_TASK_
Can you retype every record below exactly as written?

_INPUT FOR THIS TASK_
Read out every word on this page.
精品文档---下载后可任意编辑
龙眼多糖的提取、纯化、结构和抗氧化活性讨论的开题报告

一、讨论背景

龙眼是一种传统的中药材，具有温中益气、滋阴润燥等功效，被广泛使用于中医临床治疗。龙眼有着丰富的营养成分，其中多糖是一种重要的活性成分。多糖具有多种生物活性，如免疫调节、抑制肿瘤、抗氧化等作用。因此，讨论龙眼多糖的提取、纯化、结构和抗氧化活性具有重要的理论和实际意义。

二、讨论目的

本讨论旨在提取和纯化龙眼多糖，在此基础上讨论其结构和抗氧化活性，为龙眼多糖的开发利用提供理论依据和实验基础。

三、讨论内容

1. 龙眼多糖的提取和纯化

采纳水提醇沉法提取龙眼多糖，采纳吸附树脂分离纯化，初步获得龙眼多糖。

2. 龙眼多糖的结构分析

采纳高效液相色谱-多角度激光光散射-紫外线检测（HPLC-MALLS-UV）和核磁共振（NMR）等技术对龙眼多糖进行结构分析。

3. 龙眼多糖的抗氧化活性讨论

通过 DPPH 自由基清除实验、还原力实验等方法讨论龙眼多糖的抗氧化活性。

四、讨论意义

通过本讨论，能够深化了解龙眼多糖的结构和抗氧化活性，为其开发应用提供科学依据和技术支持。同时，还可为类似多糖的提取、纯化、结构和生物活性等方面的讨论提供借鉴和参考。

_WRITTEN ANSWER_
Read out every word on this page.
精品文档---下载后可任意编辑
龙眼多糖的提取、纯化、结构和抗氧化活性讨论的开题报告

一、讨论背景

龙眼是一种传统的中药材，具有温中益气、滋阴润燥等功效，被广泛使用于中医临床治疗。龙眼有着丰富的营养成分，其中多糖是一种重要的活性成分。多糖具有多种生物活性，如免疫调节、抑制肿瘤、抗氧化等作用。因此，讨论龙眼多糖的提取、纯化、结构和抗氧化活性具有重要的理论和实际意义。

二、讨论目的

本讨论旨在提取和纯化龙眼多糖，在此基础上讨论其结构和抗氧化活性，为龙眼多糖的开发利用提供理论依据和实验基础。

三、讨论内容

1. 龙眼多糖的提取和纯化

采纳水提醇沉法提取龙眼多糖，采纳吸附树脂分离纯化，初步获得龙眼多糖。

2. 龙眼多糖的结构分析

采纳高效液相色谱-多角度激光光散射-紫外线检测（HPLC-MALLS-UV）和核磁共振（NMR）等技术对龙眼多糖进行结构分析。

3. 龙眼多糖的抗氧化活性讨论

通过 DPPH 自由基清除实验、还原力实验等方法讨论龙眼多糖的抗氧化活性。

四、讨论意义

通过本讨论，能够深化了解龙眼多糖的结构和抗氧化活性，为其开发应用提供科学依据和技术支持。同时，还可为类似多糖的提取、纯化、结构和生物活性等方面的讨论提供借鉴和参考。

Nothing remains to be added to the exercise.